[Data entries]
========

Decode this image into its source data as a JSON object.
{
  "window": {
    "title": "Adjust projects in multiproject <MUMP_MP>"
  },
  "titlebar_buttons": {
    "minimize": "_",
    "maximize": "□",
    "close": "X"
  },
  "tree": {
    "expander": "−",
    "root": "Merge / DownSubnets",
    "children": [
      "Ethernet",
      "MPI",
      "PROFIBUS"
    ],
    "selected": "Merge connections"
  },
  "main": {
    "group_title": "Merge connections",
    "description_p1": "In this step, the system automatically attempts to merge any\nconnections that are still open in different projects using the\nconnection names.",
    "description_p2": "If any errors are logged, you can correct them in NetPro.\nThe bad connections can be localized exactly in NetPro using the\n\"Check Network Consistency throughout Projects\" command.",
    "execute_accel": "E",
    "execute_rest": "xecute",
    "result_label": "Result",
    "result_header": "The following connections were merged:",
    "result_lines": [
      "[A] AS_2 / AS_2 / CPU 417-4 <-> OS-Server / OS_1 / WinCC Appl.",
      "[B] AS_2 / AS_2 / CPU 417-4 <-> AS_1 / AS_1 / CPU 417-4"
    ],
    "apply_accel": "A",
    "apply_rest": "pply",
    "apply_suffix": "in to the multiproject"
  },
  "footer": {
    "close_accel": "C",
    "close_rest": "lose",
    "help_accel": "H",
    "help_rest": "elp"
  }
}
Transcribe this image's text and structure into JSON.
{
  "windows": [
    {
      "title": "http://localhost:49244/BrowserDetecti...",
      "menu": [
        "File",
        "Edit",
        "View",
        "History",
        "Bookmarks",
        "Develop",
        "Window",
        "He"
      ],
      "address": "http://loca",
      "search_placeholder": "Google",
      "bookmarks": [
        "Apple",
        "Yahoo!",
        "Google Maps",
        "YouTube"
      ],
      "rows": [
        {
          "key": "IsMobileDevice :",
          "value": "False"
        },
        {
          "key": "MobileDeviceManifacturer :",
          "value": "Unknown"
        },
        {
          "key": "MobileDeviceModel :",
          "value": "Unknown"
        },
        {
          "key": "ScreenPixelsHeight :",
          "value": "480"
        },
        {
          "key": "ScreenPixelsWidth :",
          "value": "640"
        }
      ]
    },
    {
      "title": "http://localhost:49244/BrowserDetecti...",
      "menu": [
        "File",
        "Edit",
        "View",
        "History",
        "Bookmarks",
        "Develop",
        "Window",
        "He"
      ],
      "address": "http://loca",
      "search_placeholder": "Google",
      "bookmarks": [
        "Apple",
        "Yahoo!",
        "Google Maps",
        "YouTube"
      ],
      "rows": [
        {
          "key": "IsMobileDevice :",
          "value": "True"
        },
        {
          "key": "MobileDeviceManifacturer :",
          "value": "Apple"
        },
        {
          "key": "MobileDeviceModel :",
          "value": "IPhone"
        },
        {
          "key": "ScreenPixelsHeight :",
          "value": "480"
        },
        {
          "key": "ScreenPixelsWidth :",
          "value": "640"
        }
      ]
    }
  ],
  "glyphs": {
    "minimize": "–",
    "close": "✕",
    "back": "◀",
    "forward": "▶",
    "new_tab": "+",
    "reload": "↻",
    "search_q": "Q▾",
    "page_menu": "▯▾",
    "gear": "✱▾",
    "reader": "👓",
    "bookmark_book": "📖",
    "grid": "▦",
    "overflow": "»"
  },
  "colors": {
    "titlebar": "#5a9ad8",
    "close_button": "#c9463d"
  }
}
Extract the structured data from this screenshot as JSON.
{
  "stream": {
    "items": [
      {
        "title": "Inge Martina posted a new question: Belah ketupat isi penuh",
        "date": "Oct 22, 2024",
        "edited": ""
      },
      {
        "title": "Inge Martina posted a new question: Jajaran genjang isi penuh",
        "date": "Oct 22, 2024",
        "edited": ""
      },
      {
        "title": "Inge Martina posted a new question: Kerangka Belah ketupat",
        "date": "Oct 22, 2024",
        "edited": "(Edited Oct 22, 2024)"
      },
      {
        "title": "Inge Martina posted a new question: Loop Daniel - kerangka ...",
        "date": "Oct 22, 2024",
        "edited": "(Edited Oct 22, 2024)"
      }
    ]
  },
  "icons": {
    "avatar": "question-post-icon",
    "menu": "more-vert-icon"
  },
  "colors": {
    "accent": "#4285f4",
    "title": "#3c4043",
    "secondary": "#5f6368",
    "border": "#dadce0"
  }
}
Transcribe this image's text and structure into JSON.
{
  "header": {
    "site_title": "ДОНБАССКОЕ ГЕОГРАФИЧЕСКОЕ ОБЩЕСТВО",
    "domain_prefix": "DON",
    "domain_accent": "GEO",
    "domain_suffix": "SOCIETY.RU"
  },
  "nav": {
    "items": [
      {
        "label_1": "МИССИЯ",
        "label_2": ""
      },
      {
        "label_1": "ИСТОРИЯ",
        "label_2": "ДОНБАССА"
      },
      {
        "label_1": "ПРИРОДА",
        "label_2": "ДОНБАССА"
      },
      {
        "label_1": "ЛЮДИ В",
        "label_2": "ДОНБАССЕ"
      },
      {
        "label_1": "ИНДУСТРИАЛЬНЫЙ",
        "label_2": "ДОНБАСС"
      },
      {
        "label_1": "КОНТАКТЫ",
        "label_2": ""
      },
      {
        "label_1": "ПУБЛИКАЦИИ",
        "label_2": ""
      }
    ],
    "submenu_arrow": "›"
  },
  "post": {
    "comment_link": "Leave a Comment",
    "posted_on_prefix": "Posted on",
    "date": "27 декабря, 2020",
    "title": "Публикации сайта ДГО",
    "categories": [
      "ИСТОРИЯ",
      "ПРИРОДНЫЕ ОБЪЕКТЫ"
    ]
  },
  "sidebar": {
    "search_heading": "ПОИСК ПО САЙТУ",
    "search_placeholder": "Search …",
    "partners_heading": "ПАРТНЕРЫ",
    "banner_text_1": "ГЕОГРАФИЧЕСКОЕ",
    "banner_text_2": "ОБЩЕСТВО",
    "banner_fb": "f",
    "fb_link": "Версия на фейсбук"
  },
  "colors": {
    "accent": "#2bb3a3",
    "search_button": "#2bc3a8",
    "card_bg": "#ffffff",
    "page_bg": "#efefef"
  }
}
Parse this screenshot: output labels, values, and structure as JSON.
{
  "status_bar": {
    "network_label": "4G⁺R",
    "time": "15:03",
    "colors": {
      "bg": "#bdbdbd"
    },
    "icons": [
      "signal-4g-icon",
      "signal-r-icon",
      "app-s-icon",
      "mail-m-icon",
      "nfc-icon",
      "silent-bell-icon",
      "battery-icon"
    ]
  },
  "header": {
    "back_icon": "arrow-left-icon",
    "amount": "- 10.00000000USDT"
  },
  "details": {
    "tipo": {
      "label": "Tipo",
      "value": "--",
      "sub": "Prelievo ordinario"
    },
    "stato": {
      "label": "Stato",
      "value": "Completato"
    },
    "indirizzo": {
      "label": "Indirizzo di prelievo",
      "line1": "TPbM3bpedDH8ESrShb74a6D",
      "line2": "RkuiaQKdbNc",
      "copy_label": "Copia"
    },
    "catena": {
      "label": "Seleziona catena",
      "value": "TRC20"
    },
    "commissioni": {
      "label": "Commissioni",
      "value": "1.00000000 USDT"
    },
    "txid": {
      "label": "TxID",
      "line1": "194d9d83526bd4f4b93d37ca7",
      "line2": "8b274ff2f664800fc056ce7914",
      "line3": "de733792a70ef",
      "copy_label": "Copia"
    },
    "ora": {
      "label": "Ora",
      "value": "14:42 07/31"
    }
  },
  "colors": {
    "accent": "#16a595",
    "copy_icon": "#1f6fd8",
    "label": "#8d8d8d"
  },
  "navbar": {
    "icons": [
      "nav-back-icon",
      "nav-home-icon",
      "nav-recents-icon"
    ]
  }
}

========

**Given instruction:** Write out every record shown above, word for word.

**Answer to the problem:**
Decode this image into its source data as a JSON object.
{
  "window": {
    "title": "Adjust projects in multiproject <MUMP_MP>"
  },
  "titlebar_buttons": {
    "minimize": "_",
    "maximize": "□",
    "close": "X"
  },
  "tree": {
    "expander": "−",
    "root": "Merge / DownSubnets",
    "children": [
      "Ethernet",
      "MPI",
      "PROFIBUS"
    ],
    "selected": "Merge connections"
  },
  "main": {
    "group_title": "Merge connections",
    "description_p1": "In this step, the system automatically attempts to merge any\nconnections that are still open in different projects using the\nconnection names.",
    "description_p2": "If any errors are logged, you can correct them in NetPro.\nThe bad connections can be localized exactly in NetPro using the\n\"Check Network Consistency throughout Projects\" command.",
    "execute_accel": "E",
    "execute_rest": "xecute",
    "result_label": "Result",
    "result_header": "The following connections were merged:",
    "result_lines": [
      "[A] AS_2 / AS_2 / CPU 417-4 <-> OS-Server / OS_1 / WinCC Appl.",
      "[B] AS_2 / AS_2 / CPU 417-4 <-> AS_1 / AS_1 / CPU 417-4"
    ],
    "apply_accel": "A",
    "apply_rest": "pply",
    "apply_suffix": "in to the multiproject"
  },
  "footer": {
    "close_accel": "C",
    "close_rest": "lose",
    "help_accel": "H",
    "help_rest": "elp"
  }
}
Transcribe this image's text and structure into JSON.
{
  "windows": [
    {
      "title": "http://localhost:49244/BrowserDetecti...",
      "menu": [
        "File",
        "Edit",
        "View",
        "History",
        "Bookmarks",
        "Develop",
        "Window",
        "He"
      ],
      "address": "http://loca",
      "search_placeholder": "Google",
      "bookmarks": [
        "Apple",
        "Yahoo!",
        "Google Maps",
        "YouTube"
      ],
      "rows": [
        {
          "key": "IsMobileDevice :",
          "value": "False"
        },
        {
          "key": "MobileDeviceManifacturer :",
          "value": "Unknown"
        },
        {
          "key": "MobileDeviceModel :",
          "value": "Unknown"
        },
        {
          "key": "ScreenPixelsHeight :",
          "value": "480"
        },
        {
          "key": "ScreenPixelsWidth :",
          "value": "640"
        }
      ]
    },
    {
      "title": "http://localhost:49244/BrowserDetecti...",
      "menu": [
        "File",
        "Edit",
        "View",
        "History",
        "Bookmarks",
        "Develop",
        "Window",
        "He"
      ],
      "address": "http://loca",
      "search_placeholder": "Google",
      "bookmarks": [
        "Apple",
        "Yahoo!",
        "Google Maps",
        "YouTube"
      ],
      "rows": [
        {
          "key": "IsMobileDevice :",
          "value": "True"
        },
        {
          "key": "MobileDeviceManifacturer :",
          "value": "Apple"
        },
        {
          "key": "MobileDeviceModel :",
          "value": "IPhone"
        },
        {
          "key": "ScreenPixelsHeight :",
          "value": "480"
        },
        {
          "key": "ScreenPixelsWidth :",
          "value": "640"
        }
      ]
    }
  ],
  "glyphs": {
    "minimize": "–",
    "close": "✕",
    "back": "◀",
    "forward": "▶",
    "new_tab": "+",
    "reload": "↻",
    "search_q": "Q▾",
    "page_menu": "▯▾",
    "gear": "✱▾",
    "reader": "👓",
    "bookmark_book": "📖",
    "grid": "▦",
    "overflow": "»"
  },
  "colors": {
    "titlebar": "#5a9ad8",
    "close_button": "#c9463d"
  }
}
Extract the structured data from this screenshot as JSON.
{
  "stream": {
    "items": [
      {
        "title": "Inge Martina posted a new question: Belah ketupat isi penuh",
        "date": "Oct 22, 2024",
        "edited": ""
      },
      {
        "title": "Inge Martina posted a new question: Jajaran genjang isi penuh",
        "date": "Oct 22, 2024",
        "edited": ""
      },
      {
        "title": "Inge Martina posted a new question: Kerangka Belah ketupat",
        "date": "Oct 22, 2024",
        "edited": "(Edited Oct 22, 2024)"
      },
      {
        "title": "Inge Martina posted a new question: Loop Daniel - kerangka ...",
        "date": "Oct 22, 2024",
        "edited": "(Edited Oct 22, 2024)"
      }
    ]
  },
  "icons": {
    "avatar": "question-post-icon",
    "menu": "more-vert-icon"
  },
  "colors": {
    "accent": "#4285f4",
    "title": "#3c4043",
    "secondary": "#5f6368",
    "border": "#dadce0"
  }
}
Transcribe this image's text and structure into JSON.
{
  "header": {
    "site_title": "ДОНБАССКОЕ ГЕОГРАФИЧЕСКОЕ ОБЩЕСТВО",
    "domain_prefix": "DON",
    "domain_accent": "GEO",
    "domain_suffix": "SOCIETY.RU"
  },
  "nav": {
    "items": [
      {
        "label_1": "МИССИЯ",
        "label_2": ""
      },
      {
        "label_1": "ИСТОРИЯ",
        "label_2": "ДОНБАССА"
      },
      {
        "label_1": "ПРИРОДА",
        "label_2": "ДОНБАССА"
      },
      {
        "label_1": "ЛЮДИ В",
        "label_2": "ДОНБАССЕ"
      },
      {
        "label_1": "ИНДУСТРИАЛЬНЫЙ",
        "label_2": "ДОНБАСС"
      },
      {
        "label_1": "КОНТАКТЫ",
        "label_2": ""
      },
      {
        "label_1": "ПУБЛИКАЦИИ",
        "label_2": ""
      }
    ],
    "submenu_arrow": "›"
  },
  "post": {
    "comment_link": "Leave a Comment",
    "posted_on_prefix": "Posted on",
    "date": "27 декабря, 2020",
    "title": "Публикации сайта ДГО",
    "categories": [
      "ИСТОРИЯ",
      "ПРИРОДНЫЕ ОБЪЕКТЫ"
    ]
  },
  "sidebar": {
    "search_heading": "ПОИСК ПО САЙТУ",
    "search_placeholder": "Search …",
    "partners_heading": "ПАРТНЕРЫ",
    "banner_text_1": "ГЕОГРАФИЧЕСКОЕ",
    "banner_text_2": "ОБЩЕСТВО",
    "banner_fb": "f",
    "fb_link": "Версия на фейсбук"
  },
  "colors": {
    "accent": "#2bb3a3",
    "search_button": "#2bc3a8",
    "card_bg": "#ffffff",
    "page_bg": "#efefef"
  }
}
Parse this screenshot: output labels, values, and structure as JSON.
{
  "status_bar": {
    "network_label": "4G⁺R",
    "time": "15:03",
    "colors": {
      "bg": "#bdbdbd"
    },
    "icons": [
      "signal-4g-icon",
      "signal-r-icon",
      "app-s-icon",
      "mail-m-icon",
      "nfc-icon",
      "silent-bell-icon",
      "battery-icon"
    ]
  },
  "header": {
    "back_icon": "arrow-left-icon",
    "amount": "- 10.00000000USDT"
  },
  "details": {
    "tipo": {
      "label": "Tipo",
      "value": "--",
      "sub": "Prelievo ordinario"
    },
    "stato": {
      "label": "Stato",
      "value": "Completato"
    },
    "indirizzo": {
      "label": "Indirizzo di prelievo",
      "line1": "TPbM3bpedDH8ESrShb74a6D",
      "line2": "RkuiaQKdbNc",
      "copy_label": "Copia"
    },
    "catena": {
      "label": "Seleziona catena",
      "value": "TRC20"
    },
    "commissioni": {
      "label": "Commissioni",
      "value": "1.00000000 USDT"
    },
    "txid": {
      "label": "TxID",
      "line1": "194d9d83526bd4f4b93d37ca7",
      "line2": "8b274ff2f664800fc056ce7914",
      "line3": "de733792a70ef",
      "copy_label": "Copia"
    },
    "ora": {
      "label": "Ora",
      "value": "14:42 07/31"
    }
  },
  "colors": {
    "accent": "#16a595",
    "copy_icon": "#1f6fd8",
    "label": "#8d8d8d"
  },
  "navbar": {
    "icons": [
      "nav-back-icon",
      "nav-home-icon",
      "nav-recents-icon"
    ]
  }
}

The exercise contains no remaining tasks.